#### GIVEN REQUEST
Some lines in the listing below may include the string "intensity". How many are there? Give only the number.

#### GIVEN DATA
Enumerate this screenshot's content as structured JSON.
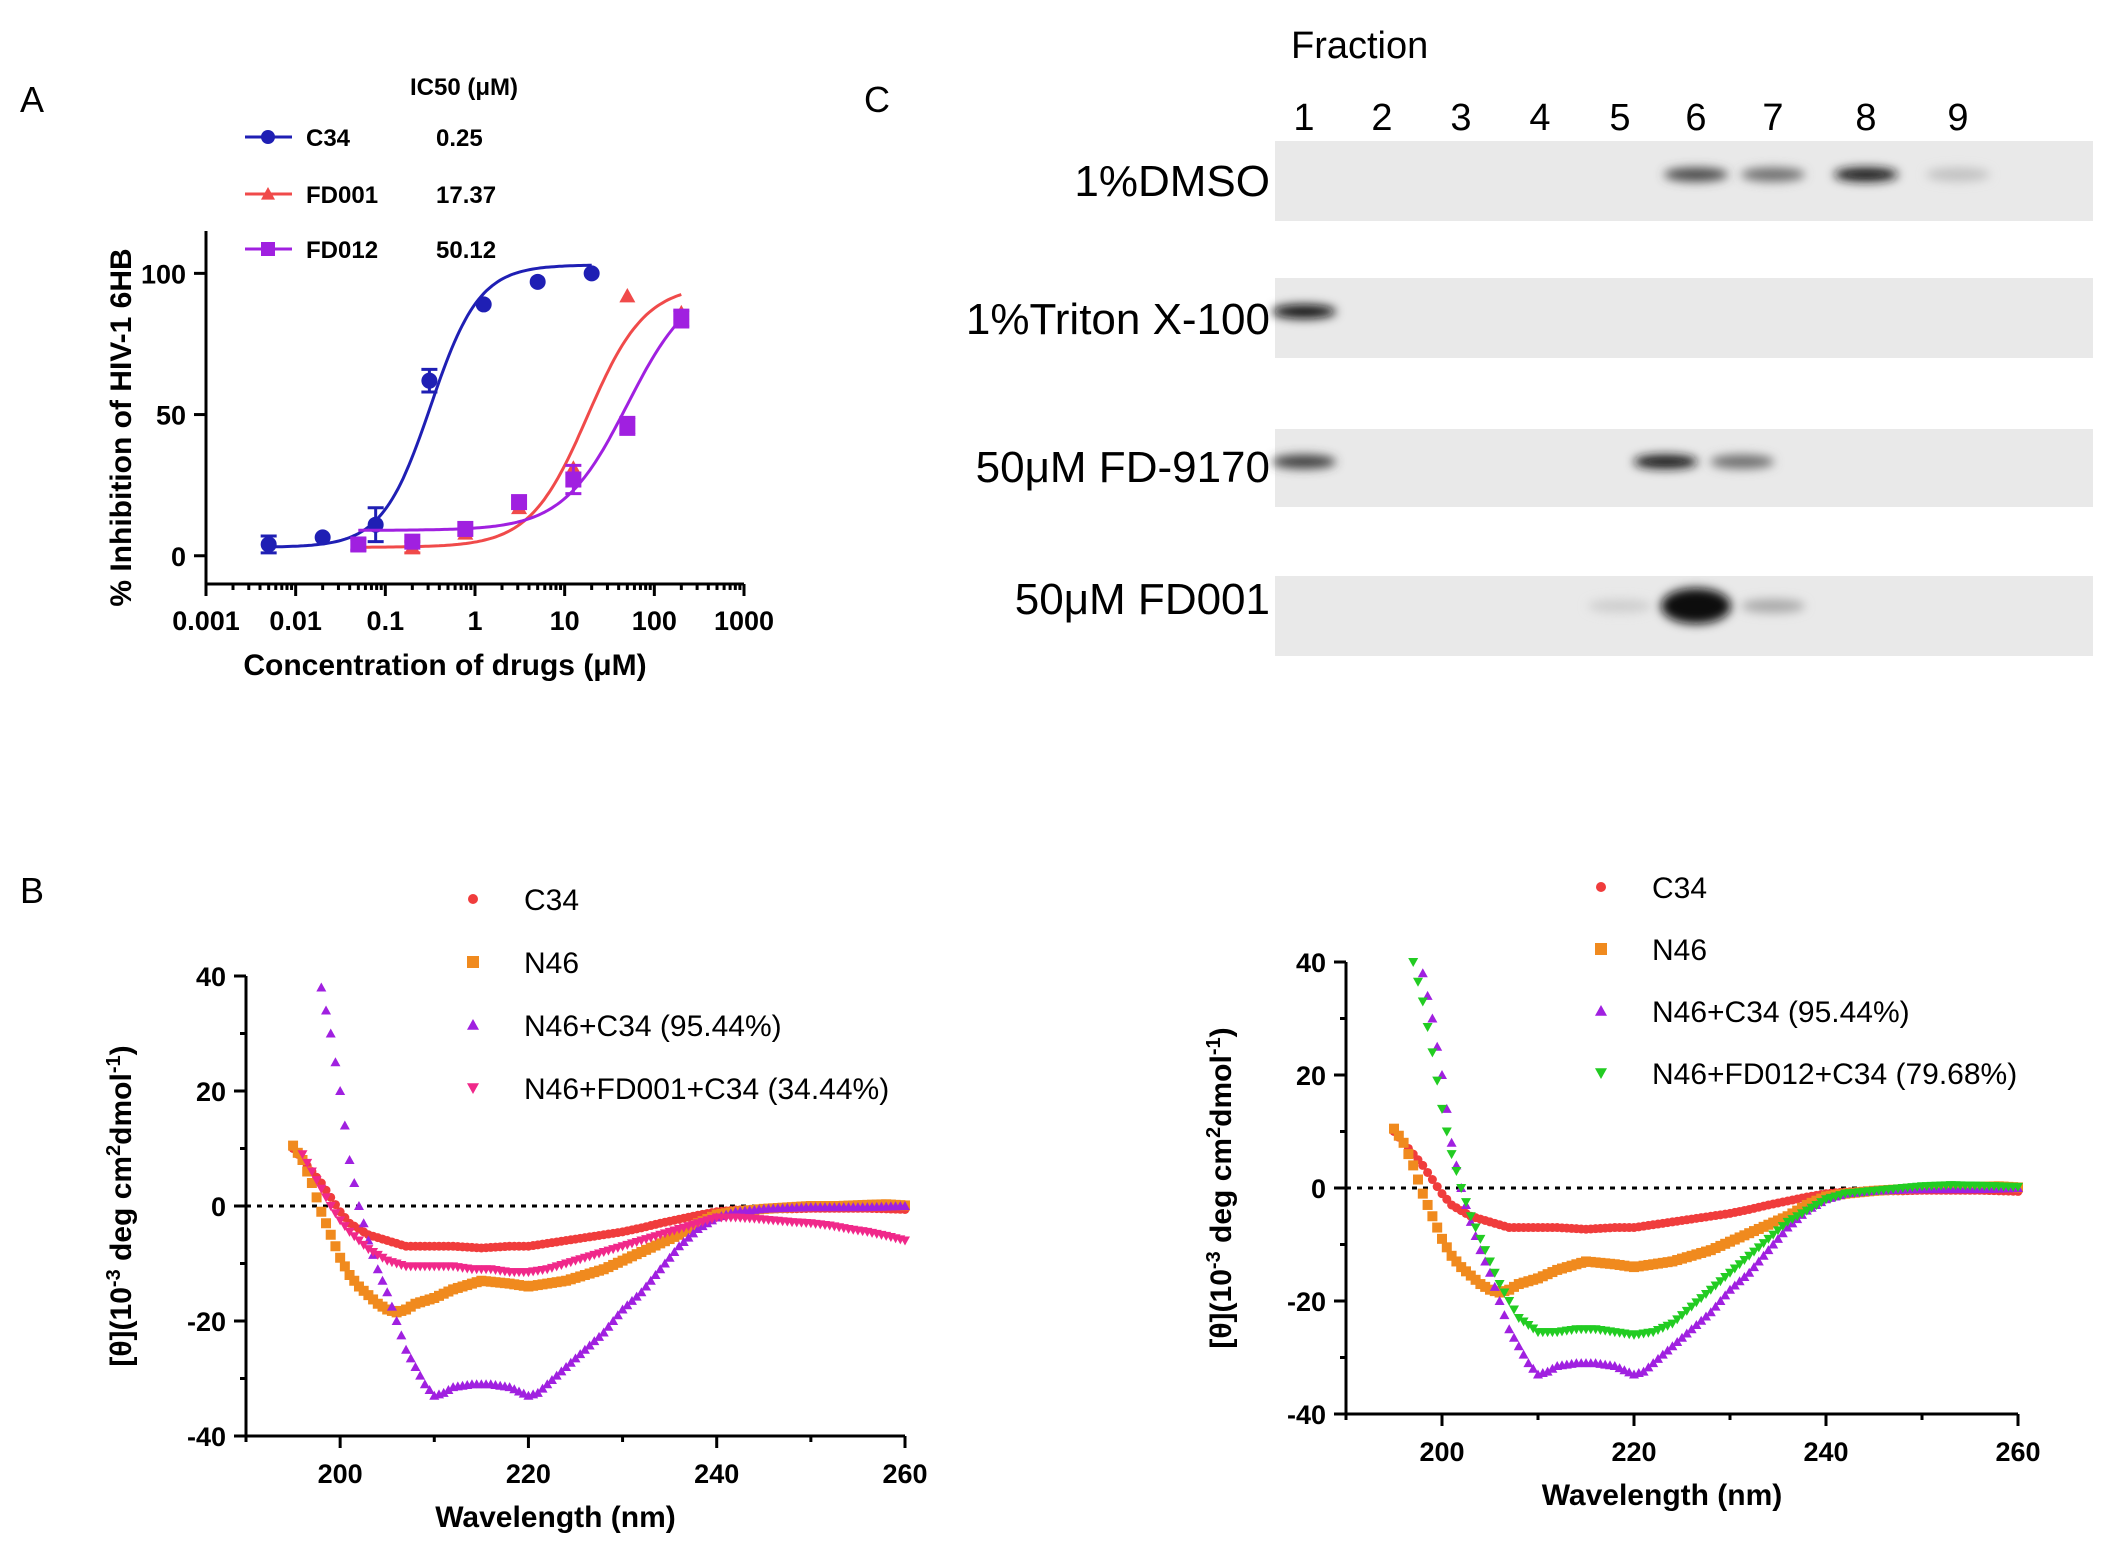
{
  "panels": {
    "A": "A",
    "B": "B",
    "C": "C"
  },
  "chart_data": [
    {
      "id": "A",
      "type": "scatter",
      "title": "",
      "xlabel": "Concentration of drugs (μM)",
      "ylabel": "% Inhibition of HIV-1 6HB",
      "xscale": "log",
      "xlim": [
        0.001,
        1000
      ],
      "ylim": [
        -10,
        115
      ],
      "xticks": [
        0.001,
        0.01,
        0.1,
        1,
        10,
        100,
        1000
      ],
      "xtick_labels": [
        "0.001",
        "0.01",
        "0.1",
        "1",
        "10",
        "100",
        "1000"
      ],
      "yticks": [
        0,
        50,
        100
      ],
      "ytick_labels": [
        "0",
        "50",
        "100"
      ],
      "legend_header": "IC50 (μM)",
      "series": [
        {
          "name": "C34",
          "ic50": "0.25",
          "color": "#1f1fb4",
          "marker": "circle",
          "x": [
            0.005,
            0.02,
            0.078,
            0.31,
            1.25,
            5,
            20
          ],
          "y": [
            4,
            6.5,
            11,
            62,
            89,
            97,
            100
          ],
          "err": [
            3,
            0,
            6,
            4,
            0,
            0,
            0
          ],
          "fit": {
            "bottom": 3,
            "top": 103,
            "ec50": 0.32,
            "hill": 1.6
          }
        },
        {
          "name": "FD001",
          "ic50": "17.37",
          "color": "#f04a4a",
          "marker": "triangle",
          "x": [
            0.05,
            0.2,
            0.78,
            3.1,
            12.5,
            50,
            200
          ],
          "y": [
            4,
            3,
            8,
            17,
            31,
            92,
            86
          ],
          "err": [
            0,
            2,
            0,
            0,
            0,
            0,
            0
          ],
          "fit": {
            "bottom": 3,
            "top": 96,
            "ec50": 18,
            "hill": 1.35
          }
        },
        {
          "name": "FD012",
          "ic50": "50.12",
          "color": "#a020e0",
          "marker": "square",
          "x": [
            0.05,
            0.2,
            0.78,
            3.1,
            12.5,
            50,
            200
          ],
          "y": [
            4,
            5,
            9.5,
            19,
            27,
            46,
            84
          ],
          "err": [
            2,
            0,
            0,
            0,
            5,
            3,
            3
          ],
          "fit": {
            "bottom": 9,
            "top": 98,
            "ec50": 50,
            "hill": 1.2
          }
        }
      ]
    },
    {
      "id": "B-left",
      "type": "scatter",
      "title": "",
      "xlabel": "Wavelength (nm)",
      "ylabel": "[θ](10-3 deg cm2dmol-1)",
      "xlim": [
        190,
        260
      ],
      "ylim": [
        -40,
        40
      ],
      "xticks": [
        200,
        220,
        240,
        260
      ],
      "yticks": [
        -40,
        -20,
        0,
        20,
        40
      ],
      "zero_line": true,
      "series": [
        {
          "name": "C34",
          "label": "C34",
          "color": "#f03c3c",
          "marker": "circle",
          "x": [
            195,
            196,
            197,
            198,
            199,
            200,
            201,
            202,
            203,
            204,
            205,
            206,
            207,
            208,
            210,
            212,
            215,
            218,
            220,
            222,
            224,
            226,
            228,
            230,
            232,
            234,
            236,
            238,
            240,
            242,
            245,
            248,
            250,
            253,
            256,
            258,
            260
          ],
          "y": [
            10,
            8,
            6,
            4,
            1.5,
            -1,
            -3,
            -4,
            -5,
            -5.5,
            -6,
            -6.5,
            -7,
            -7,
            -7,
            -7,
            -7.3,
            -7,
            -7,
            -6.5,
            -6,
            -5.5,
            -5,
            -4.5,
            -3.8,
            -3,
            -2.3,
            -1.6,
            -1,
            -0.7,
            -0.5,
            -0.5,
            -0.4,
            -0.4,
            -0.4,
            -0.5,
            -0.6
          ]
        },
        {
          "name": "N46",
          "label": "N46",
          "color": "#f08a1e",
          "marker": "square",
          "x": [
            195,
            196,
            197,
            198,
            199,
            200,
            201,
            202,
            203,
            204,
            205,
            206,
            207,
            208,
            210,
            212,
            215,
            218,
            220,
            222,
            224,
            226,
            228,
            230,
            232,
            234,
            236,
            238,
            240,
            242,
            245,
            248,
            250,
            253,
            256,
            258,
            260
          ],
          "y": [
            10.5,
            8,
            4,
            -1,
            -5,
            -9,
            -12,
            -14,
            -15.5,
            -17,
            -18,
            -18.5,
            -18,
            -17,
            -16,
            -14.5,
            -13,
            -13.5,
            -14,
            -13.5,
            -13,
            -12,
            -11,
            -9.5,
            -8,
            -6.5,
            -5,
            -3,
            -1.5,
            -1,
            -0.5,
            -0.2,
            0,
            0,
            0.2,
            0.3,
            0.1
          ]
        },
        {
          "name": "N46+C34",
          "label": "N46+C34  (95.44%)",
          "color": "#a020e0",
          "marker": "triangle",
          "x": [
            198,
            199,
            200,
            201,
            202,
            203,
            204,
            205,
            206,
            207,
            208,
            209,
            210,
            211,
            212,
            214,
            216,
            218,
            220,
            221,
            222,
            224,
            226,
            228,
            230,
            232,
            234,
            236,
            238,
            240,
            242,
            245,
            248,
            250,
            253,
            256,
            258,
            260
          ],
          "y": [
            38,
            30,
            20,
            8,
            0,
            -6,
            -11,
            -15,
            -20,
            -25,
            -28,
            -31,
            -33,
            -32.5,
            -31.5,
            -31,
            -31,
            -31.5,
            -33,
            -32.5,
            -31,
            -28,
            -25,
            -22,
            -18,
            -15,
            -11,
            -7,
            -4,
            -2,
            -1,
            -0.5,
            -0.3,
            -0.2,
            -0.2,
            -0.2,
            -0.1,
            0
          ]
        },
        {
          "name": "N46+FD001+C34",
          "label": "N46+FD001+C34  (34.44%)",
          "color": "#f0288a",
          "marker": "triangle-down",
          "x": [
            196,
            197,
            198,
            199,
            200,
            201,
            202,
            203,
            204,
            205,
            206,
            207,
            208,
            210,
            212,
            214,
            216,
            218,
            220,
            222,
            224,
            226,
            228,
            230,
            232,
            234,
            236,
            238,
            240,
            242,
            244,
            246,
            248,
            250,
            252,
            254,
            256,
            258,
            260
          ],
          "y": [
            9,
            6,
            3,
            0,
            -2.5,
            -4.5,
            -6,
            -7.5,
            -8.5,
            -9.5,
            -10,
            -10.5,
            -10.5,
            -10.5,
            -10.5,
            -11,
            -11,
            -11.5,
            -11.5,
            -11,
            -10,
            -9,
            -8,
            -7,
            -6,
            -5,
            -4,
            -3,
            -2,
            -2,
            -2.2,
            -2.5,
            -2.8,
            -3,
            -3.4,
            -4,
            -4.5,
            -5.2,
            -6
          ]
        }
      ]
    },
    {
      "id": "B-right",
      "type": "scatter",
      "title": "",
      "xlabel": "Wavelength (nm)",
      "ylabel": "[θ](10-3 deg cm2dmol-1)",
      "xlim": [
        190,
        260
      ],
      "ylim": [
        -40,
        40
      ],
      "xticks": [
        200,
        220,
        240,
        260
      ],
      "yticks": [
        -40,
        -20,
        0,
        20,
        40
      ],
      "zero_line": true,
      "series": [
        {
          "name": "C34",
          "label": "C34",
          "color": "#f03c3c",
          "marker": "circle",
          "x": [
            195,
            196,
            197,
            198,
            199,
            200,
            201,
            202,
            203,
            204,
            205,
            206,
            207,
            208,
            210,
            212,
            215,
            218,
            220,
            222,
            224,
            226,
            228,
            230,
            232,
            234,
            236,
            238,
            240,
            242,
            245,
            248,
            250,
            253,
            256,
            258,
            260
          ],
          "y": [
            10,
            8,
            6,
            4,
            1.5,
            -1,
            -3,
            -4,
            -5,
            -5.5,
            -6,
            -6.5,
            -7,
            -7,
            -7,
            -7,
            -7.3,
            -7,
            -7,
            -6.5,
            -6,
            -5.5,
            -5,
            -4.5,
            -3.8,
            -3,
            -2.3,
            -1.6,
            -1,
            -0.7,
            -0.5,
            -0.5,
            -0.4,
            -0.4,
            -0.4,
            -0.5,
            -0.6
          ]
        },
        {
          "name": "N46",
          "label": "N46",
          "color": "#f08a1e",
          "marker": "square",
          "x": [
            195,
            196,
            197,
            198,
            199,
            200,
            201,
            202,
            203,
            204,
            205,
            206,
            207,
            208,
            210,
            212,
            215,
            218,
            220,
            222,
            224,
            226,
            228,
            230,
            232,
            234,
            236,
            238,
            240,
            242,
            245,
            248,
            250,
            253,
            256,
            258,
            260
          ],
          "y": [
            10.5,
            8,
            4,
            -1,
            -5,
            -9,
            -12,
            -14,
            -15.5,
            -17,
            -18,
            -18.5,
            -18,
            -17,
            -16,
            -14.5,
            -13,
            -13.5,
            -14,
            -13.5,
            -13,
            -12,
            -11,
            -9.5,
            -8,
            -6.5,
            -5,
            -3,
            -1.5,
            -1,
            -0.5,
            -0.2,
            0,
            0,
            0.2,
            0.3,
            0.1
          ]
        },
        {
          "name": "N46+C34",
          "label": "N46+C34  (95.44%)",
          "color": "#a020e0",
          "marker": "triangle",
          "x": [
            198,
            199,
            200,
            201,
            202,
            203,
            204,
            205,
            206,
            207,
            208,
            209,
            210,
            211,
            212,
            214,
            216,
            218,
            220,
            221,
            222,
            224,
            226,
            228,
            230,
            232,
            234,
            236,
            238,
            240,
            242,
            245,
            248,
            250,
            253,
            256,
            258,
            260
          ],
          "y": [
            38,
            30,
            20,
            8,
            0,
            -6,
            -11,
            -15,
            -20,
            -25,
            -28,
            -31,
            -33,
            -32.5,
            -31.5,
            -31,
            -31,
            -31.5,
            -33,
            -32.5,
            -31,
            -28,
            -25,
            -22,
            -18,
            -15,
            -11,
            -7,
            -4,
            -2,
            -1,
            -0.5,
            -0.3,
            -0.2,
            -0.2,
            -0.2,
            -0.1,
            0
          ]
        },
        {
          "name": "N46+FD012+C34",
          "label": "N46+FD012+C34  (79.68%)",
          "color": "#22cc22",
          "marker": "triangle-down",
          "x": [
            197,
            198,
            199,
            200,
            201,
            202,
            203,
            204,
            205,
            206,
            207,
            208,
            210,
            212,
            214,
            216,
            218,
            220,
            222,
            224,
            226,
            228,
            230,
            232,
            234,
            236,
            238,
            240,
            242,
            245,
            248,
            250,
            253,
            256,
            258,
            260
          ],
          "y": [
            40,
            33,
            24,
            14,
            6,
            0,
            -5,
            -9,
            -13,
            -17,
            -20,
            -23,
            -25.5,
            -25.5,
            -25,
            -25,
            -25.5,
            -26,
            -25.5,
            -24,
            -21,
            -18,
            -15,
            -12,
            -9,
            -6,
            -4,
            -2,
            -1,
            -0.5,
            0,
            0.3,
            0.5,
            0.4,
            0.3,
            0.2
          ]
        }
      ]
    }
  ],
  "blot": {
    "header": "Fraction",
    "fractions": [
      "1",
      "2",
      "3",
      "4",
      "5",
      "6",
      "7",
      "8",
      "9"
    ],
    "rows": [
      {
        "label": "1%DMSO",
        "bands": [
          {
            "fraction": 6,
            "intensity": 0.75
          },
          {
            "fraction": 7,
            "intensity": 0.6
          },
          {
            "fraction": 8,
            "intensity": 0.95
          },
          {
            "fraction": 9,
            "intensity": 0.25
          }
        ]
      },
      {
        "label": "1%Triton X-100",
        "bands": [
          {
            "fraction": 1,
            "intensity": 1.0
          }
        ]
      },
      {
        "label": "50μM FD-9170",
        "bands": [
          {
            "fraction": 1,
            "intensity": 0.8
          },
          {
            "fraction": 5.6,
            "intensity": 0.95
          },
          {
            "fraction": 6.6,
            "intensity": 0.6
          }
        ]
      },
      {
        "label": "50μM FD001",
        "bands": [
          {
            "fraction": 5,
            "intensity": 0.2
          },
          {
            "fraction": 6,
            "intensity": 1.0
          },
          {
            "fraction": 7,
            "intensity": 0.35
          }
        ]
      }
    ]
  }
}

#### SOLUTION FOR THIS TASK
11